* _PROBLEM REQUIREMENTS_:
Where a line contains the string "terrestre", copy that line.
##### AVAILABLE DATA
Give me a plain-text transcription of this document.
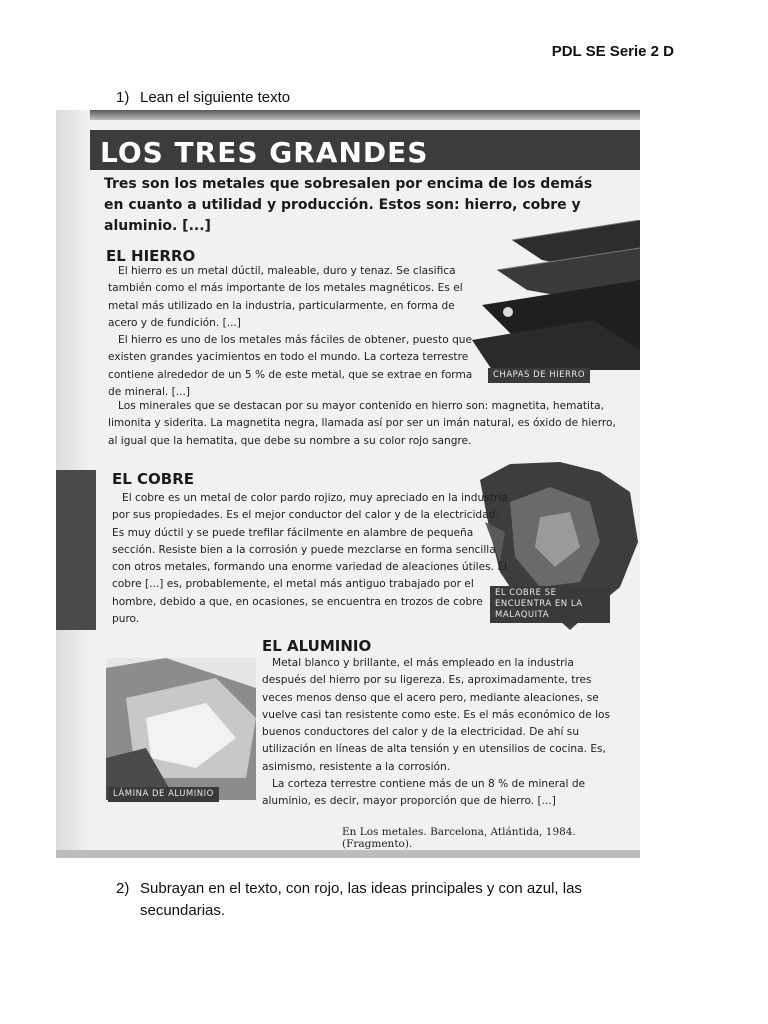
PDL SE Serie 2 D
1) Lean el siguiente texto
LOS TRES GRANDES
Tres son los metales que sobresalen por encima de los demás en cuanto a utilidad y producción. Estos son: hierro, cobre y aluminio. [...]
CHAPAS DE HIERRO
EL HIERRO

El hierro es un metal dúctil, maleable, duro y tenaz. Se clasifica también como el más importante de los metales magnéticos. Es el metal más utilizado en la industria, particularmente, en forma de acero y de fundición. [...]

El hierro es uno de los metales más fáciles de obtener, puesto que existen grandes yacimientos en todo el mundo. La corteza terrestre contiene alrededor de un 5 % de este metal, que se extrae en forma de mineral. [...]

Los minerales que se destacan por su mayor contenido en hierro son: magnetita, hematita, limonita y siderita. La magnetita negra, llamada así por ser un imán natural, es óxido de hierro, al igual que la hematita, que debe su nombre a su color rojo sangre.

EL COBRE SE ENCUENTRA EN LA MALAQUITA
EL COBRE

El cobre es un metal de color pardo rojizo, muy apreciado en la industria por sus propiedades. Es el mejor conductor del calor y de la electricidad. Es muy dúctil y se puede trefilar fácilmente en alambre de pequeña sección. Resiste bien a la corrosión y puede mezclarse en forma sencilla con otros metales, formando una enorme variedad de aleaciones útiles. El cobre [...] es, probablemente, el metal más antiguo trabajado por el hombre, debido a que, en ocasiones, se encuentra en trozos de cobre puro.

LÁMINA DE ALUMINIO
EL ALUMINIO

Metal blanco y brillante, el más empleado en la industria después del hierro por su ligereza. Es, aproximadamente, tres veces menos denso que el acero pero, mediante aleaciones, se vuelve casi tan resistente como este. Es el más económico de los buenos conductores del calor y de la electricidad. De ahí su utilización en líneas de alta tensión y en utensilios de cocina. Es, asimismo, resistente a la corrosión.

La corteza terrestre contiene más de un 8 % de mineral de aluminio, es decir, mayor proporción que de hierro. [...]

En Los metales. Barcelona, Atlántida, 1984. (Fragmento).
2) Subrayan en el texto, con rojo, las ideas principales y con azul, las secundarias.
##########
* _TASK OUTPUT_:
El hierro es uno de los metales más fáciles de obtener, puesto que existen grandes yacimientos en todo el mundo. La corteza terrestre contiene alrededor de un 5 % de este metal, que se extrae en forma de mineral. [...]
La corteza terrestre contiene más de un 8 % de mineral de aluminio, es decir, mayor proporción que de hierro. [...]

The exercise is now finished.